▶ [WORK TO COMPLETE] From the Central European news briefs below, quote word for word the passage that begins at "SLOVAKIA'S COALITION CONFLICT" and ends after "Free Democrats (SZDSZ)".

SLOVAKIA'S COALITION CONFLICT CONTINUES. Representatives of Slovakia's
ruling coalition parties met in Bratislava on 17 June for a fourth round
of talks but failed to resolve the ongoing dispute over the insurance
firm Slovenska poistovna, Slovak media reported. Slovak National Party
chairman Jan Slota noted that his party is not backing down from its
demands that the privatization of financial institutions be delayed and
that the agencies of the Slovak Information Service and the National
Property Fund be expanded to include opposition representatives. But
Slota stressed that his party will not initiate the disintegration of
the coalition. -- Sharon Fisher

HUNGARY'S COALITION PARTIES STILL AT ODDS OVER CONFLICT OF INTERESTS
BILL. Hungary's Socialist Party and Alliance of Free Democrats (SZDSZ)
are still divided over the crucial conflict of interests bill, Hungarian
media reported on 18 June. Voting was scheduled for April but has been
delayed until after the summer recess. Last week, the SZDSZ submitted
its own version of the bill. The coalition parties disagree over to whom
the law should apply and when it should take effect. The SZDSZ wants the
law to apply retroactively to deputies who have held office since 1994,
while the Socialists want the law to go into effect after the 1998
elections. Prime Minister Gyula Horn recently said that the conflict of
interest law "can wait." -- Zsofia Szilagyi

HUNGARIAN GOVERNMENT SUBMITS BILL TO CURB ILLEGAL EMPLOYMENT PRACTICES.
The government on 17 June submitted a bill to the parliament that aims
to curb black-market activities by stepping up measures against illegal
employment and earnings, Napi Gazdasag reported. The bill provides for
control officers to conduct spot checks at all businesses in Hungary.

▶ [INFORMATION SUPPLIED]
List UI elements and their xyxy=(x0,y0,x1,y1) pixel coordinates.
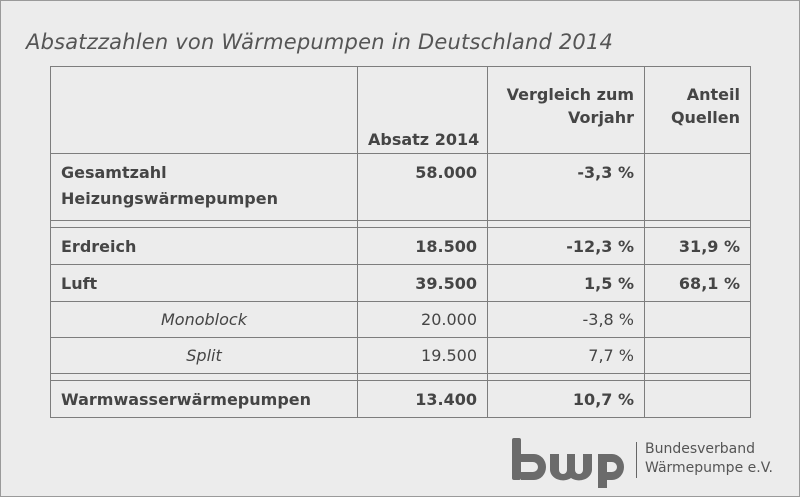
header-row: Absatz 2014 Vergleich zum Vorjahr Anteil… xyxy=(50,66,751,154)
table-row-warmwasser: Warmwasserwärmepumpen 13.400 10,7 % xyxy=(50,380,751,418)
row-label: Split xyxy=(50,337,358,374)
cell-absatz: 39.500 xyxy=(357,264,488,302)
logo-line1: Bundesverband xyxy=(645,441,756,457)
cell-anteil: 31,9 % xyxy=(644,227,751,265)
header-vergleich-line2: Vorjahr xyxy=(568,108,634,127)
bwp-logo xyxy=(512,438,624,488)
cell-vergleich: 1,5 % xyxy=(487,264,645,302)
cell-vergleich: 10,7 % xyxy=(487,380,645,418)
spacer-row xyxy=(50,373,751,381)
header-empty-cell xyxy=(50,66,358,154)
cell-absatz: 13.400 xyxy=(357,380,488,418)
cell-absatz: 58.000 xyxy=(357,153,488,221)
table-row-gesamt: Gesamtzahl Heizungswärmepumpen 58.000 -3… xyxy=(50,153,751,221)
cell-anteil xyxy=(644,301,751,338)
table-row-monoblock: Monoblock 20.000 -3,8 % xyxy=(50,301,751,338)
header-anteil: Anteil Quellen xyxy=(644,66,751,154)
row-label: Erdreich xyxy=(50,227,358,265)
row-label: Monoblock xyxy=(50,301,358,338)
row-label-line2: Heizungswärmepumpen xyxy=(61,189,278,208)
header-vergleich: Vergleich zum Vorjahr xyxy=(487,66,645,154)
logo-text: Bundesverband Wärmepumpe e.V. xyxy=(645,440,773,478)
cell-anteil xyxy=(644,337,751,374)
spacer-row xyxy=(50,220,751,228)
row-label: Luft xyxy=(50,264,358,302)
header-anteil-line1: Anteil xyxy=(686,85,740,104)
cell-absatz: 20.000 xyxy=(357,301,488,338)
table-row-erdreich: Erdreich 18.500 -12,3 % 31,9 % xyxy=(50,227,751,265)
row-label: Gesamtzahl Heizungswärmepumpen xyxy=(50,153,358,221)
header-anteil-line2: Quellen xyxy=(670,108,740,127)
header-vergleich-line1: Vergleich zum xyxy=(506,85,634,104)
cell-absatz: 19.500 xyxy=(357,337,488,374)
cell-vergleich: -3,8 % xyxy=(487,301,645,338)
row-label: Warmwasserwärmepumpen xyxy=(50,380,358,418)
row-label-line1: Gesamtzahl xyxy=(61,163,167,182)
cell-vergleich: 7,7 % xyxy=(487,337,645,374)
cell-anteil: 68,1 % xyxy=(644,264,751,302)
header-absatz: Absatz 2014 xyxy=(357,66,488,154)
table-row-luft: Luft 39.500 1,5 % 68,1 % xyxy=(50,264,751,302)
cell-anteil xyxy=(644,153,751,221)
figure-title: Absatzzahlen von Wärmepumpen in Deutschl… xyxy=(26,30,614,54)
logo-line2: Wärmepumpe e.V. xyxy=(645,460,773,476)
cell-vergleich: -12,3 % xyxy=(487,227,645,265)
table-row-split: Split 19.500 7,7 % xyxy=(50,337,751,374)
cell-anteil xyxy=(644,380,751,418)
cell-vergleich: -3,3 % xyxy=(487,153,645,221)
logo-divider xyxy=(636,442,637,478)
sales-table: Absatz 2014 Vergleich zum Vorjahr Anteil… xyxy=(50,66,751,418)
cell-absatz: 18.500 xyxy=(357,227,488,265)
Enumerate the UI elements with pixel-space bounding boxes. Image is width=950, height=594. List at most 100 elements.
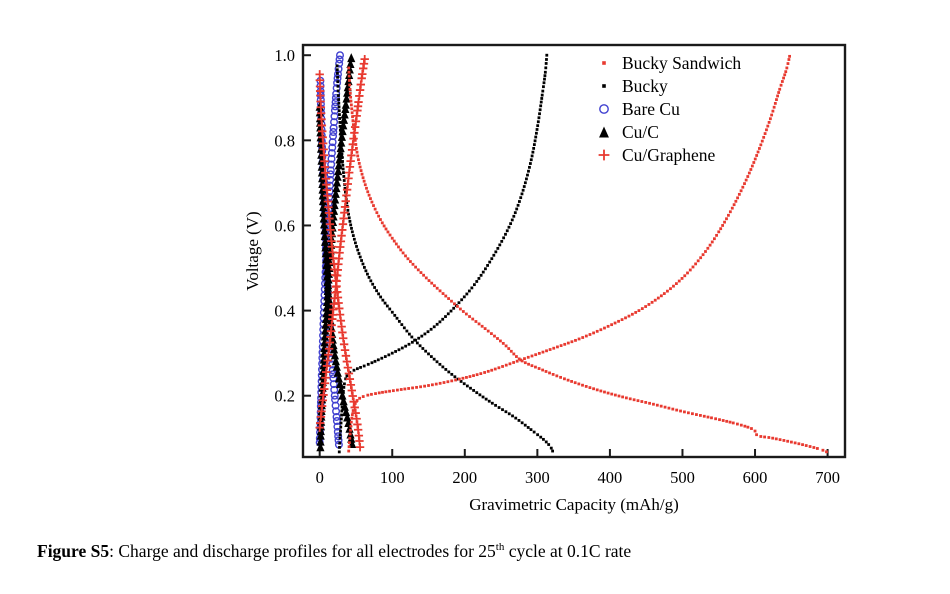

▶ [RESULT OF THIS EXERCISE]
SLOVAKIA'S COALITION CONFLICT CONTINUES. Representatives of Slovakia's
ruling coalition parties met in Bratislava on 17 June for a fourth round
of talks but failed to resolve the ongoing dispute over the insurance
firm Slovenska poistovna, Slovak media reported. Slovak National Party
chairman Jan Slota noted that his party is not backing down from its
demands that the privatization of financial institutions be delayed and
that the agencies of the Slovak Information Service and the National
Property Fund be expanded to include opposition representatives. But
Slota stressed that his party will not initiate the disintegration of
the coalition. -- Sharon Fisher

HUNGARY'S COALITION PARTIES STILL AT ODDS OVER CONFLICT OF INTERESTS
BILL. Hungary's Socialist Party and Alliance of Free Democrats (SZDSZ)